> _Stated task_: Write out all the entries word for word, but skip any images.

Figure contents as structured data

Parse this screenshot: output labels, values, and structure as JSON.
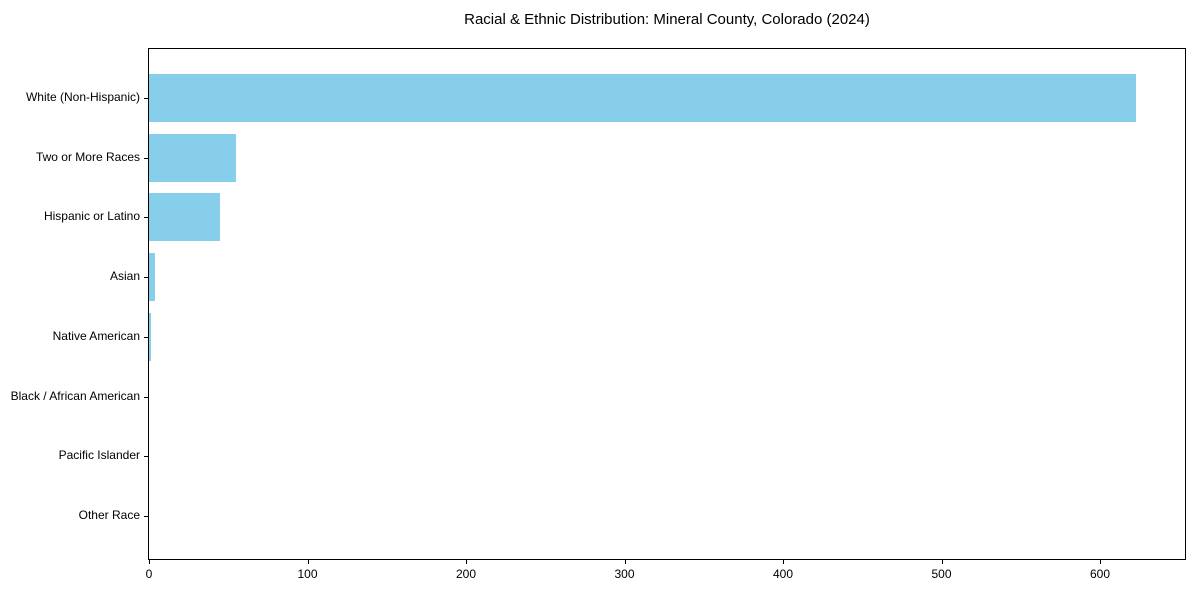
{
  "chart_data": {
    "type": "bar",
    "orientation": "horizontal",
    "title": "Racial & Ethnic Distribution: Mineral County, Colorado (2024)",
    "categories": [
      "White (Non-Hispanic)",
      "Two or More Races",
      "Hispanic or Latino",
      "Asian",
      "Native American",
      "Black / African American",
      "Pacific Islander",
      "Other Race"
    ],
    "values": [
      623,
      55,
      45,
      4,
      1,
      0,
      0,
      0
    ],
    "xlabel": "",
    "ylabel": "",
    "xlim": [
      0,
      654
    ],
    "x_ticks": [
      0,
      100,
      200,
      300,
      400,
      500,
      600
    ],
    "bar_color": "#87CEEB",
    "axis_color": "#000000",
    "text_color": "#000000",
    "background_color": "#FFFFFF",
    "grid": false,
    "legend": null
  }
}
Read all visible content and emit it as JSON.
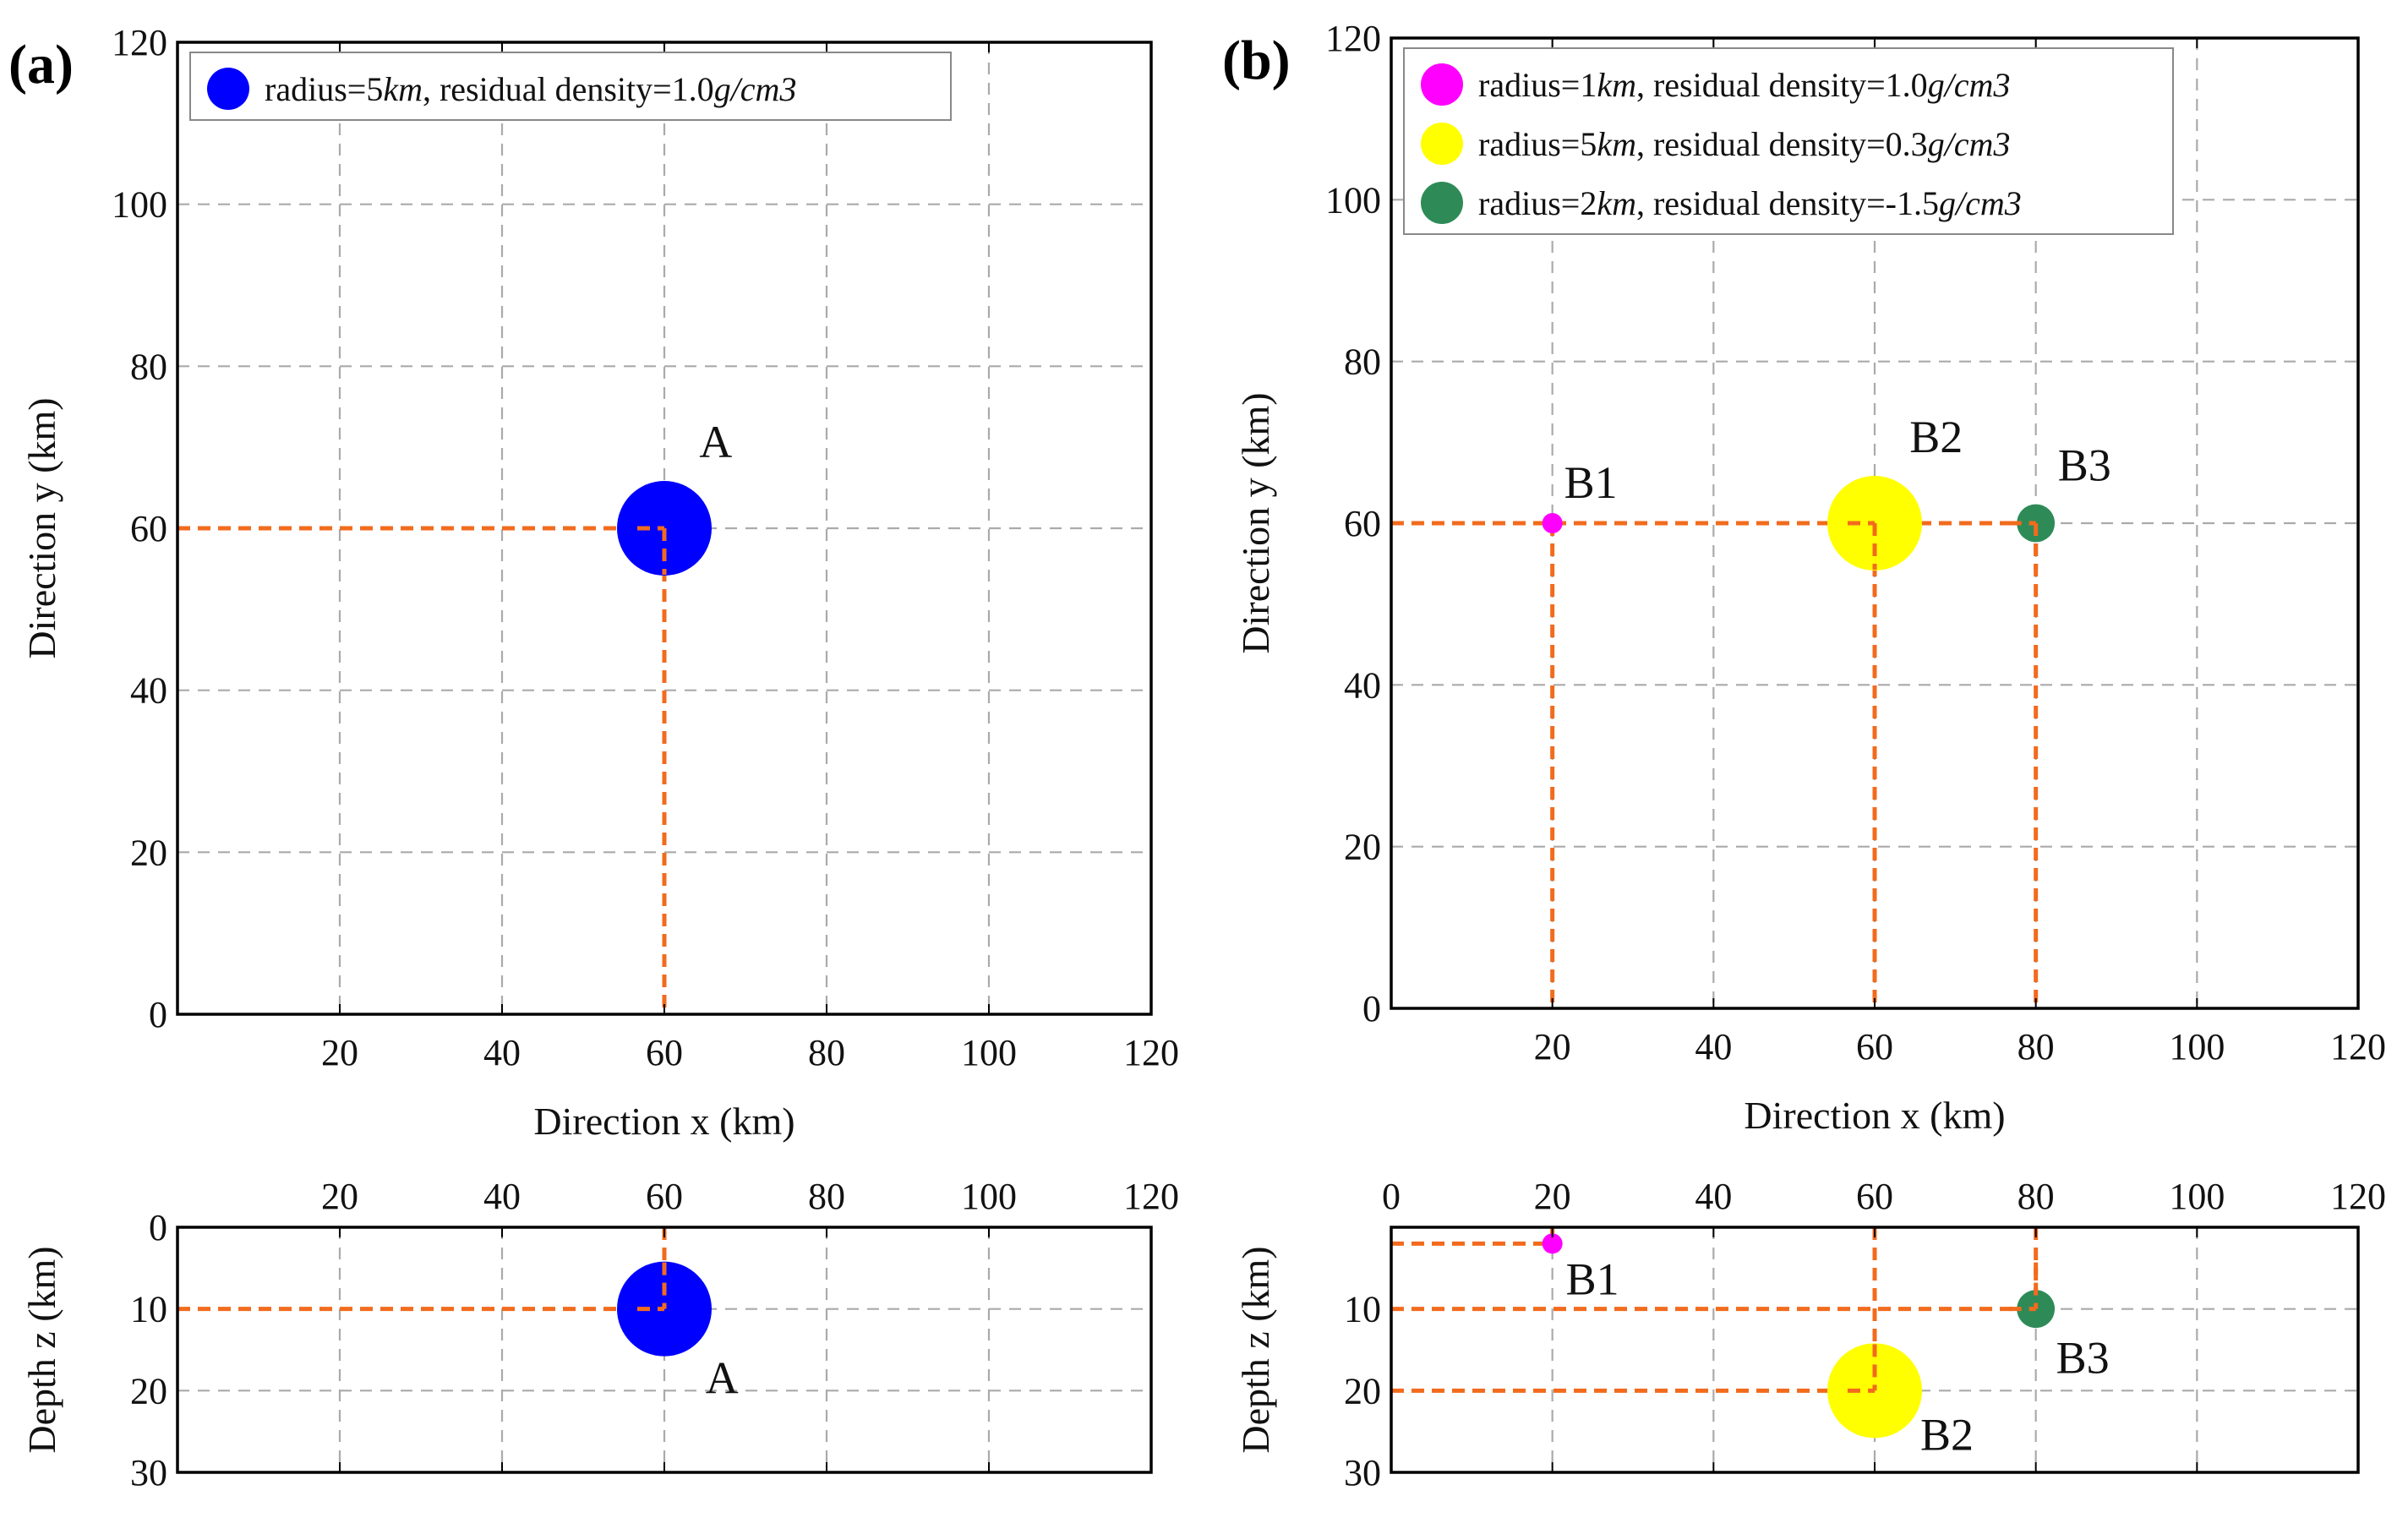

> _Solution to this exercise_:
Parse this screenshot: output labels, values, and structure as JSON.
{
  "chart_data": {
    "type": "bar",
    "orientation": "horizontal",
    "title": "Racial & Ethnic Distribution: Mineral County, Colorado (2024)",
    "categories": [
      "White (Non-Hispanic)",
      "Two or More Races",
      "Hispanic or Latino",
      "Asian",
      "Native American",
      "Black / African American",
      "Pacific Islander",
      "Other Race"
    ],
    "values": [
      623,
      55,
      45,
      4,
      1,
      0,
      0,
      0
    ],
    "xlabel": "",
    "ylabel": "",
    "xlim": [
      0,
      654
    ],
    "x_ticks": [
      0,
      100,
      200,
      300,
      400,
      500,
      600
    ],
    "bar_color": "#87CEEB",
    "axis_color": "#000000",
    "text_color": "#000000",
    "background_color": "#FFFFFF",
    "grid": false,
    "legend": null
  }
}
Read all visible content and emit it as JSON.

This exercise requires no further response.